» THE PROBLEM:
Omit the pictures and return every entry exactly as written.

== LISTED ENTRIES

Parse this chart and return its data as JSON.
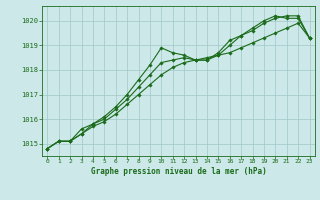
{
  "x": [
    0,
    1,
    2,
    3,
    4,
    5,
    6,
    7,
    8,
    9,
    10,
    11,
    12,
    13,
    14,
    15,
    16,
    17,
    18,
    19,
    20,
    21,
    22,
    23
  ],
  "line1": [
    1014.8,
    1015.1,
    1015.1,
    1015.6,
    1015.8,
    1016.1,
    1016.5,
    1017.0,
    1017.6,
    1018.2,
    1018.9,
    1018.7,
    1018.6,
    1018.4,
    1018.4,
    1018.7,
    1019.2,
    1019.4,
    1019.7,
    1020.0,
    1020.2,
    1020.1,
    1020.1,
    1019.3
  ],
  "line2": [
    1014.8,
    1015.1,
    1015.1,
    1015.4,
    1015.8,
    1016.0,
    1016.4,
    1016.8,
    1017.3,
    1017.8,
    1018.3,
    1018.4,
    1018.5,
    1018.4,
    1018.4,
    1018.6,
    1019.0,
    1019.4,
    1019.6,
    1019.9,
    1020.1,
    1020.2,
    1020.2,
    1019.3
  ],
  "line3": [
    1014.8,
    1015.1,
    1015.1,
    1015.4,
    1015.7,
    1015.9,
    1016.2,
    1016.6,
    1017.0,
    1017.4,
    1017.8,
    1018.1,
    1018.3,
    1018.4,
    1018.5,
    1018.6,
    1018.7,
    1018.9,
    1019.1,
    1019.3,
    1019.5,
    1019.7,
    1019.9,
    1019.3
  ],
  "line_color": "#1a6b1a",
  "background_color": "#cce8e8",
  "grid_color": "#a0c8c8",
  "xlabel": "Graphe pression niveau de la mer (hPa)",
  "ylim_min": 1014.5,
  "ylim_max": 1020.6,
  "xlim_min": -0.5,
  "xlim_max": 23.5,
  "yticks": [
    1015,
    1016,
    1017,
    1018,
    1019,
    1020
  ],
  "xticks": [
    0,
    1,
    2,
    3,
    4,
    5,
    6,
    7,
    8,
    9,
    10,
    11,
    12,
    13,
    14,
    15,
    16,
    17,
    18,
    19,
    20,
    21,
    22,
    23
  ]
}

====

» FULL ANSWER:
Parse this chart and return its data as JSON.
{
  "x": [
    0,
    1,
    2,
    3,
    4,
    5,
    6,
    7,
    8,
    9,
    10,
    11,
    12,
    13,
    14,
    15,
    16,
    17,
    18,
    19,
    20,
    21,
    22,
    23
  ],
  "line1": [
    1014.8,
    1015.1,
    1015.1,
    1015.6,
    1015.8,
    1016.1,
    1016.5,
    1017.0,
    1017.6,
    1018.2,
    1018.9,
    1018.7,
    1018.6,
    1018.4,
    1018.4,
    1018.7,
    1019.2,
    1019.4,
    1019.7,
    1020.0,
    1020.2,
    1020.1,
    1020.1,
    1019.3
  ],
  "line2": [
    1014.8,
    1015.1,
    1015.1,
    1015.4,
    1015.8,
    1016.0,
    1016.4,
    1016.8,
    1017.3,
    1017.8,
    1018.3,
    1018.4,
    1018.5,
    1018.4,
    1018.4,
    1018.6,
    1019.0,
    1019.4,
    1019.6,
    1019.9,
    1020.1,
    1020.2,
    1020.2,
    1019.3
  ],
  "line3": [
    1014.8,
    1015.1,
    1015.1,
    1015.4,
    1015.7,
    1015.9,
    1016.2,
    1016.6,
    1017.0,
    1017.4,
    1017.8,
    1018.1,
    1018.3,
    1018.4,
    1018.5,
    1018.6,
    1018.7,
    1018.9,
    1019.1,
    1019.3,
    1019.5,
    1019.7,
    1019.9,
    1019.3
  ],
  "line_color": "#1a6b1a",
  "background_color": "#cce8e8",
  "grid_color": "#a0c8c8",
  "xlabel": "Graphe pression niveau de la mer (hPa)",
  "ylim_min": 1014.5,
  "ylim_max": 1020.6,
  "xlim_min": -0.5,
  "xlim_max": 23.5,
  "yticks": [
    1015,
    1016,
    1017,
    1018,
    1019,
    1020
  ],
  "xticks": [
    0,
    1,
    2,
    3,
    4,
    5,
    6,
    7,
    8,
    9,
    10,
    11,
    12,
    13,
    14,
    15,
    16,
    17,
    18,
    19,
    20,
    21,
    22,
    23
  ]
}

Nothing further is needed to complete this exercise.